SELECTED EXTRACT:
--------------------------------------------------

Abstract

Introduction: Africa’s centrality to the global HIV epidemic is well known. Less often discussed are the specific scientific, organizational and regulatory challenges of developing a safe and broadly effective HIV vaccine for the continent where such a tool is most needed.

Discussion: New efforts are underway to develop vaccines that will address the extraordinary viral diversity that characterizes HIV on the African continent; advance more effective clinical trial designs; address regulatory barriers that slow scientific progress; and more effectively engage African researchers and institutions as full partners in the continent’s HIV vaccine development and testing efforts.

In this commentary, the authors summarize recommendations, grounded in these recent efforts, that have emerged from a series of meetings, most recently during the HIV Research for Prevention (HIVR4P) conference in October 2016.The recommendations include a four-pillar strategy, developed at the 2015 Kigali meeting of researchers, regulators, funders and advocates convened by The Global HIV Vaccine Enterprise in collaboration with key stake holders, to overcome the most pressing scientific and organizational roadblocks to developing effective HIV vaccines for Africa, as well as steps that have been taken since then.

Conclusions: The ongoing efforts of this group, including this commentary, aim to bring new thinking to the fore in efforts to overcome longstanding obstacles to the development of effective HIV vaccines for Africa, and to ensure that no country or population is left behind in the search for an effective vaccine.

--------------------------------------------------

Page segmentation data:
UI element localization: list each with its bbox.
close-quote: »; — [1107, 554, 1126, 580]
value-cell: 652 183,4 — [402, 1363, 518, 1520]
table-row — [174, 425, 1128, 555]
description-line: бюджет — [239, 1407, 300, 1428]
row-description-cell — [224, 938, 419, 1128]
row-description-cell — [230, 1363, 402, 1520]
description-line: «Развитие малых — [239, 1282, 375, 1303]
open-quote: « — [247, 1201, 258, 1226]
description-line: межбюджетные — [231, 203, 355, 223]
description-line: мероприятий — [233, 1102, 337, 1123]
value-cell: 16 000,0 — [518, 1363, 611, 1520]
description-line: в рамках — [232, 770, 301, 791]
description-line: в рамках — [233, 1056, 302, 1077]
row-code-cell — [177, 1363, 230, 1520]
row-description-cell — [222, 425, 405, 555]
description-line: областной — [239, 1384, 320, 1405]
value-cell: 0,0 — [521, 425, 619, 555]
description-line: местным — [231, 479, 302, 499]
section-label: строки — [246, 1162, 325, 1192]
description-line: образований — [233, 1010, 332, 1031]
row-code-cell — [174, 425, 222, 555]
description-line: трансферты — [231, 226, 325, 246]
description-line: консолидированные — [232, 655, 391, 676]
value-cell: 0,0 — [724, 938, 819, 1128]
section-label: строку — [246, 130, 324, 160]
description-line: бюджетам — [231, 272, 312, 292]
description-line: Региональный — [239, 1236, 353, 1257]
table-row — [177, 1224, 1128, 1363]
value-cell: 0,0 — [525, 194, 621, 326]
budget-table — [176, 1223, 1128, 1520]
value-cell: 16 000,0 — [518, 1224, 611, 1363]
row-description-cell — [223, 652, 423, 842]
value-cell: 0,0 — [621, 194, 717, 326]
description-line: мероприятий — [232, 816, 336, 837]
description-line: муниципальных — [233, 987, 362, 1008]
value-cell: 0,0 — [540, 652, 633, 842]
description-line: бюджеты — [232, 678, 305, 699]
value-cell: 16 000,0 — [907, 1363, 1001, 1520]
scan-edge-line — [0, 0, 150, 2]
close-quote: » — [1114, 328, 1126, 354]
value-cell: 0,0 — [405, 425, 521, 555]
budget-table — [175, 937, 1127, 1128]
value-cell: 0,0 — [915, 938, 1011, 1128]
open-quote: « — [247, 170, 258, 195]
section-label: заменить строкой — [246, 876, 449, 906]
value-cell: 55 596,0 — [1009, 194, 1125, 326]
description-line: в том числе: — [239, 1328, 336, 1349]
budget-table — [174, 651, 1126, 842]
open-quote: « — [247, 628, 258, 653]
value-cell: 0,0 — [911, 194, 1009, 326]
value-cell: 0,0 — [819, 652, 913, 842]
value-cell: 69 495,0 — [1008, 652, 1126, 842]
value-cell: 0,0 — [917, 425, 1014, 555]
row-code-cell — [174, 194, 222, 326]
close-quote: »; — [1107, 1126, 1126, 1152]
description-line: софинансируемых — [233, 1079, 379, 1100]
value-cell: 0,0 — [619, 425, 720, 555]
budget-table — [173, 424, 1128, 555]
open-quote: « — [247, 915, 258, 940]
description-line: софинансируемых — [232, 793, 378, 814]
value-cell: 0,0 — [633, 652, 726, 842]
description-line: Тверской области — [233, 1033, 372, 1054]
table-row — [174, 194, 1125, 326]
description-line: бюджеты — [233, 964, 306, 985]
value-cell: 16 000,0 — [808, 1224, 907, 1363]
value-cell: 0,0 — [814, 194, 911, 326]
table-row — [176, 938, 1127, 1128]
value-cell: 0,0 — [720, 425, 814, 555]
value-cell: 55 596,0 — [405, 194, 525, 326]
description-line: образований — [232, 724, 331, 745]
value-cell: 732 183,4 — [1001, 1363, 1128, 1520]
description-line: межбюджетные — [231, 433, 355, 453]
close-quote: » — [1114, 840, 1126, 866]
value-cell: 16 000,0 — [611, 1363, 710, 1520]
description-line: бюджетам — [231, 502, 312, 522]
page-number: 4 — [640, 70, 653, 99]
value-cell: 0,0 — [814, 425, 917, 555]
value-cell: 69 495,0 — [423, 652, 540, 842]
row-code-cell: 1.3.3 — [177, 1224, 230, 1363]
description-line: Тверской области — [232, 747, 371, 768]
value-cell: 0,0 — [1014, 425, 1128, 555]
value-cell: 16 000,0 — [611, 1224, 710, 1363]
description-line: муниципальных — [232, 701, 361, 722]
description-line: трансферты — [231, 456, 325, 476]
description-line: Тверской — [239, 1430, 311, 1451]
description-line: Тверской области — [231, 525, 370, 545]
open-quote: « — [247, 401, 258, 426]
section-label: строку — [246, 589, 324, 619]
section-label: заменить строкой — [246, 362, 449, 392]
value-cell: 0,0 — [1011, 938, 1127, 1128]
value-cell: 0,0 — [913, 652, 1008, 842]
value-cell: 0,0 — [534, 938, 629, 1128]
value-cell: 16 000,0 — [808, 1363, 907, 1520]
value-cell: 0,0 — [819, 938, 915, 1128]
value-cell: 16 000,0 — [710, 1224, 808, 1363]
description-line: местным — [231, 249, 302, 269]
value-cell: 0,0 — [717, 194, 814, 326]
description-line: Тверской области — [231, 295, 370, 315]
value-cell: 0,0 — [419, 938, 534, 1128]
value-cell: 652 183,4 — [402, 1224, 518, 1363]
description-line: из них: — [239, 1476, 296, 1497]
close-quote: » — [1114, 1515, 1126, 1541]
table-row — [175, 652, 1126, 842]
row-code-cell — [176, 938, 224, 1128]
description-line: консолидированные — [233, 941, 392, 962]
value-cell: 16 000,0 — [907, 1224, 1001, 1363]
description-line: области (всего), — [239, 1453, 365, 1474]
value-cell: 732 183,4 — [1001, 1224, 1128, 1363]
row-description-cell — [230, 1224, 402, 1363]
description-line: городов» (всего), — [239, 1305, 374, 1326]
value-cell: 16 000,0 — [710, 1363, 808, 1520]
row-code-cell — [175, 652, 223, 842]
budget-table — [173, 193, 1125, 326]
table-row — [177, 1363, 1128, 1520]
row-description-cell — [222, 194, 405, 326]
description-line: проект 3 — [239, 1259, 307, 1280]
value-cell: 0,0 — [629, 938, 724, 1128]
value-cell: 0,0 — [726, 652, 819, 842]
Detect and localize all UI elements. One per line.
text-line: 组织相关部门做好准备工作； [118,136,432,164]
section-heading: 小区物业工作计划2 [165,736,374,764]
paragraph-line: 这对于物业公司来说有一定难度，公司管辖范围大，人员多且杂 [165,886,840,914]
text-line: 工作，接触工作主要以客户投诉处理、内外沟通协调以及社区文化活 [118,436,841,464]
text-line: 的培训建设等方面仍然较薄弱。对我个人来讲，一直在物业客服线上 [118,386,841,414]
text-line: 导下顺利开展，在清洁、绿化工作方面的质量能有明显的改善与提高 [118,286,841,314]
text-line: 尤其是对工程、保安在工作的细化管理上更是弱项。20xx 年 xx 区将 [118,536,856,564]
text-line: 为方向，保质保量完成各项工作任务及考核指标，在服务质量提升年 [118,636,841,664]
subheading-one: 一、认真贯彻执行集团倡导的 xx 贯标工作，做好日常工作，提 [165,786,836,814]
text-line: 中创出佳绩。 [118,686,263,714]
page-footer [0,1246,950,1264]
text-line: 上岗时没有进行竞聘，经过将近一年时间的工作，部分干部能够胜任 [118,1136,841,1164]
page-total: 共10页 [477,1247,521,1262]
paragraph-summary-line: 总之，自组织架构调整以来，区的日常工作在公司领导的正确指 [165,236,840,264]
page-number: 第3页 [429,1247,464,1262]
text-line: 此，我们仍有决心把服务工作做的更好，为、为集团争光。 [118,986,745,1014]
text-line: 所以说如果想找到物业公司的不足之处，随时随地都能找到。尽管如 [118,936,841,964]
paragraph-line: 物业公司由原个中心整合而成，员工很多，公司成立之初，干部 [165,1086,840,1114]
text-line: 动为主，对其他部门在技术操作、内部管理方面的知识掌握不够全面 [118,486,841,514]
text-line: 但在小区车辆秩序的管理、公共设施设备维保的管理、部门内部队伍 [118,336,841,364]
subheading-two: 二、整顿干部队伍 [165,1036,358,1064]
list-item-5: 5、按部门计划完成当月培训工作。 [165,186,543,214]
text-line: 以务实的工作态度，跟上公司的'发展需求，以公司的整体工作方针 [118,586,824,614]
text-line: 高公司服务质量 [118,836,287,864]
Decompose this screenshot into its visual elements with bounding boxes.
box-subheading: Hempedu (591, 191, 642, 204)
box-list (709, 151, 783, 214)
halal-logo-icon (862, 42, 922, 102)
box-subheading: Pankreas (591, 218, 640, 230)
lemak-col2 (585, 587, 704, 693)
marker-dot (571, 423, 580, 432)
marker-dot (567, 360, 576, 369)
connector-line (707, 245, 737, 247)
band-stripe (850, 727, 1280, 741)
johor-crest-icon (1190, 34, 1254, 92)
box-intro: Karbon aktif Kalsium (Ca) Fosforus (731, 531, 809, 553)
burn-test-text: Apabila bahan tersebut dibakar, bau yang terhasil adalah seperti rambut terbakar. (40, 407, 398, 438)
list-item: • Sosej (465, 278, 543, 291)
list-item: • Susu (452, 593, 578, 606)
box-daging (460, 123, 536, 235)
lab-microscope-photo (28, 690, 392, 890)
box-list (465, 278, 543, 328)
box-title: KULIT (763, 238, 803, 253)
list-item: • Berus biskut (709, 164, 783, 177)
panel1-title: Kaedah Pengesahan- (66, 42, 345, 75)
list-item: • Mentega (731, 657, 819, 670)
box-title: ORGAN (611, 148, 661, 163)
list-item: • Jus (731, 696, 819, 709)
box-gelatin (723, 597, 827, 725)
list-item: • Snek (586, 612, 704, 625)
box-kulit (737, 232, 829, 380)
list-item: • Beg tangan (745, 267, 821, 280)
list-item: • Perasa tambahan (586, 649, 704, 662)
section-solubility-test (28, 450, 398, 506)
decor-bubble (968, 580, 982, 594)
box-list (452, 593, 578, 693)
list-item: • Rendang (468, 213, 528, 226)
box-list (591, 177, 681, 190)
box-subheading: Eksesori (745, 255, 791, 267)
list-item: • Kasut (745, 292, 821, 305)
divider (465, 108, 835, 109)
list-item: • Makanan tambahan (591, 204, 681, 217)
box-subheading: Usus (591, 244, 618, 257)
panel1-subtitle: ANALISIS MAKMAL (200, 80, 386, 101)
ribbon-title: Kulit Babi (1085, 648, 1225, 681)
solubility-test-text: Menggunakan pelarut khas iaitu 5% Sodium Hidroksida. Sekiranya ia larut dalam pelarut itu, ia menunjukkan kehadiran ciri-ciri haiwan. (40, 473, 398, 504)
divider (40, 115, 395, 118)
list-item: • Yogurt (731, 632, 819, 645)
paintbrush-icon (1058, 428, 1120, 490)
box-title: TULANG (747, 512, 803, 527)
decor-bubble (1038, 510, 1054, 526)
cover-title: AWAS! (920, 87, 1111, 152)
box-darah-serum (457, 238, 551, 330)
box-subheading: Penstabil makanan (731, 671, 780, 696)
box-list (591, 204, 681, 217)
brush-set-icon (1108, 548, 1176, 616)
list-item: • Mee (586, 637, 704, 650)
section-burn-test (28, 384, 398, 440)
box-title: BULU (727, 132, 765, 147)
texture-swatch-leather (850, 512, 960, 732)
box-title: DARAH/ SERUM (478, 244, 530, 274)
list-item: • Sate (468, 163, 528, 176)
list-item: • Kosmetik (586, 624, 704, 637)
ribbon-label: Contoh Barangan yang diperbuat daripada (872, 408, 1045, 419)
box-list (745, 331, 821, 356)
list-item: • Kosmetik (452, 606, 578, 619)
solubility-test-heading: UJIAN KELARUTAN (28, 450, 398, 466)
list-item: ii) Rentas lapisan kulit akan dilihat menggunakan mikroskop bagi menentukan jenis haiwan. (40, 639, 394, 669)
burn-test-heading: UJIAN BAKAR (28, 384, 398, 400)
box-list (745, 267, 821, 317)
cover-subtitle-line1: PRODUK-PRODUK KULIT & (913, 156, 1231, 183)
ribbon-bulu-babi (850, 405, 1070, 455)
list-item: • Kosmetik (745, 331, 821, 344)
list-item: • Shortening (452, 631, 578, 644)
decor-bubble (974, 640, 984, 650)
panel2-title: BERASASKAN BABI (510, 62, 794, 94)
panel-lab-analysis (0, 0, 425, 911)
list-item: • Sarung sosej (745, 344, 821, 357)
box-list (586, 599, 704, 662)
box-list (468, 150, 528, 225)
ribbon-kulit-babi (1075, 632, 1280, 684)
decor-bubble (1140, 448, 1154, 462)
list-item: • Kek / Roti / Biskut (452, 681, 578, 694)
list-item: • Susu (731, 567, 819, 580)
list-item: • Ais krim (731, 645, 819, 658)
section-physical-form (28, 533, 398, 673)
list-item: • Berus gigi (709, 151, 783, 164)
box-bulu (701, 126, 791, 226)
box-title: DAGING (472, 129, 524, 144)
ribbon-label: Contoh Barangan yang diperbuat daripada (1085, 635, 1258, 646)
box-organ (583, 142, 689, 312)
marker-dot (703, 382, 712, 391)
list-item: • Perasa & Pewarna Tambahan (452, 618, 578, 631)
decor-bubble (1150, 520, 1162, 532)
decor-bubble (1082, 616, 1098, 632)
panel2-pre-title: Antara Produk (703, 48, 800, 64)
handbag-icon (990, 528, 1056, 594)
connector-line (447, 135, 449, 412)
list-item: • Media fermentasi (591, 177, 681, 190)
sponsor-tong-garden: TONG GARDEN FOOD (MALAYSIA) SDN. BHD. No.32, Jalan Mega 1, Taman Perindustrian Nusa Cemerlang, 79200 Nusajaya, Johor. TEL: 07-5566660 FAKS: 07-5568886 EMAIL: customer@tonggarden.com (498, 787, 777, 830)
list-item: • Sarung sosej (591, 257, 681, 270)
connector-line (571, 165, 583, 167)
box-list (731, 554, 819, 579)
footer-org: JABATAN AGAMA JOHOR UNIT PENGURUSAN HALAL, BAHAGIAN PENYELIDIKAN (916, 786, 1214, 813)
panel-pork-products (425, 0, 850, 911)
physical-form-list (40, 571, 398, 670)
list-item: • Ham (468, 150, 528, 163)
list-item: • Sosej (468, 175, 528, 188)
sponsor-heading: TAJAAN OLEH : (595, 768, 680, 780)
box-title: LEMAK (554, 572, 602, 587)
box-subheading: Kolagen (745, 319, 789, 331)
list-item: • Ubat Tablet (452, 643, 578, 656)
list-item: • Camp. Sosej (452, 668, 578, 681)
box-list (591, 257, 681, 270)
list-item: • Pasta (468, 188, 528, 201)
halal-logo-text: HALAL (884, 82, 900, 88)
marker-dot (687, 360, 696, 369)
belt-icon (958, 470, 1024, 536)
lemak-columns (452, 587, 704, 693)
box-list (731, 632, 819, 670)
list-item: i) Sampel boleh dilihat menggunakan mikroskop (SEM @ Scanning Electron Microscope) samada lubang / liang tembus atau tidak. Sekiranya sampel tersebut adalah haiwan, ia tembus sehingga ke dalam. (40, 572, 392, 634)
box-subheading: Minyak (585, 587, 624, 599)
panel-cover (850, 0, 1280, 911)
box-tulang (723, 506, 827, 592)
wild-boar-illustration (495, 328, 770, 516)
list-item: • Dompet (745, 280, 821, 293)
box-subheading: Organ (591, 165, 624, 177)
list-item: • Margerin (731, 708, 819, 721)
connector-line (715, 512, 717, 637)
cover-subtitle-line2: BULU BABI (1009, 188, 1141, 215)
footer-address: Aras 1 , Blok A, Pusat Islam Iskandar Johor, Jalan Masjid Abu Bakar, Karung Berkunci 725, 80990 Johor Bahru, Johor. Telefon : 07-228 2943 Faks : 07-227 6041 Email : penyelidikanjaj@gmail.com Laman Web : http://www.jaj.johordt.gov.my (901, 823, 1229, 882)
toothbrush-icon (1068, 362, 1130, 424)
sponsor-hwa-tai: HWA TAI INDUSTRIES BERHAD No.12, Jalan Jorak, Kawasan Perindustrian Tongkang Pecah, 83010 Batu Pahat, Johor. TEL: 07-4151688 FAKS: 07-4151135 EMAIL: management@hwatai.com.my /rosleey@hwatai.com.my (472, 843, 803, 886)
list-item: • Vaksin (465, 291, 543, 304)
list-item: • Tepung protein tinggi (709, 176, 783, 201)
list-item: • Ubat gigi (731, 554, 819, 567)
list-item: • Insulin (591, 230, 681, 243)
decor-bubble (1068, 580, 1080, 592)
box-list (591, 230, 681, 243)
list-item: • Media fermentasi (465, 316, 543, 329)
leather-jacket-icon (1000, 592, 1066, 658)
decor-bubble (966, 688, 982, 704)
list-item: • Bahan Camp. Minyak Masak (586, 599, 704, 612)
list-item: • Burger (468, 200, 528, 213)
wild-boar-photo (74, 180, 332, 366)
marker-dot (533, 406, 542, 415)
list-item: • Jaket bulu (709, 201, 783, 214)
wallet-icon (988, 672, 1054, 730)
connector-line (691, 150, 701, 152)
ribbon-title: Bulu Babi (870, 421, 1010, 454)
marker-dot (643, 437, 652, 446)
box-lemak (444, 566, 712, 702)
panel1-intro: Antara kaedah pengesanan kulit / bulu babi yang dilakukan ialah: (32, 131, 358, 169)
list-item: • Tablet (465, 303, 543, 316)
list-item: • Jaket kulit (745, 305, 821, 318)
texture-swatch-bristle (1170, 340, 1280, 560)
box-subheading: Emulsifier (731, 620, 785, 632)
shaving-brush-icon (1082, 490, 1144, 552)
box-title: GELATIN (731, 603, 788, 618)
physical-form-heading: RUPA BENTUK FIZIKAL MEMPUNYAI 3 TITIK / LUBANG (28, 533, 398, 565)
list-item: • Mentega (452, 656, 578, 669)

--------------------------------------------------

WHAT THIS EXERCISE ASKS:
A) Answer these questions from the abstract on HIV vaccines for Africa:
(i) In what month and year was the HIV Research for Prevention (HIVR4P) conference held?
(ii) In what city was the 2015 meeting that developed the four-pillar strategy held?
(iii) Which organization convened that 2015 meeting in collaboration with key stakeholders?
B) Decide whether each statement agrees with the abstract on HIV vaccines for Africa:
(i) The four-pillar strategy was developed at the HIVR4P conference.
(ii) One aim of the new efforts is to engage African researchers and institutions as full partners.
(iii) The abstract calls Africa's central role in the global HIV epidemic a rarely discussed topic.
C) Pick up the abstract on HIV vaccines for Africa after its last sentence and keep writing it.

ANSWERS:
A)
(i) October 2016
(ii) Kigali
(iii) The Global HIV Vaccine Enterprise

B)
(i) No: "a four-pillar strategy, developed at the 2015 Kigali meeting"
(ii) Yes: "more effectively engage African researchers and institutions as full partners"
(iii) No: "Africa’s centrality to the global HIV epidemic is well known."

C)
Keywords

HIV vaccine; African participation in research; Global HIV vaccine enterprise; Virtual network; Viral diversity; Cohorts; Capacity; Regulatory

Introduction

Any successful strategy to end the global AIDS epidemic must have at its heart the development of a vaccine that will be safe and highly effective across the entire region most affected by HIV–sub-Saharan Africa. Although Eastern and Southern Africa contain just 5% of the world’s population; those regions are also home to two thirds of the global population of people living with HIV. Sub-Saharan Africa continues to be the epicenter of the epidemic, with 66% of the world’s new infections, and 86% of new infections in children in 2014 [1].

Developing an HIV vaccine that will be broadly effective across Africa is a high priority and a tremendous scientific and logistical challenge. Factors that complicate the search for that elusive vaccine include the significant and potentially increasing diversity of HIV across the continent; challenges associated with supporting the full engagement and maximizing the capacity of African researchers and institutions; the complexities of organizing clinical trials with thousands of individuals at high risk of HIV infection including marginalized groups; and similar, but imperfectly aligned, incentives and priorities.

The Global HIV Vaccine Enterprise (Enterprise) together with its African partners organized a meeting of 60 researchers, regulators, funders and advocates 16-17 March 2015 in Kigali, Rwanda to propose a Pan-African HIV Vaccine Development Agenda to ensure that no country, population or clade is left behind in this effort [2]. This meeting built on discussions at other meetings such as the USAID consultation held in Nairobi, Kenya in May 2014. Here, we outline the group’s fourpillar strategy to support development of effective HIV vaccines for Africa. (Figure 1).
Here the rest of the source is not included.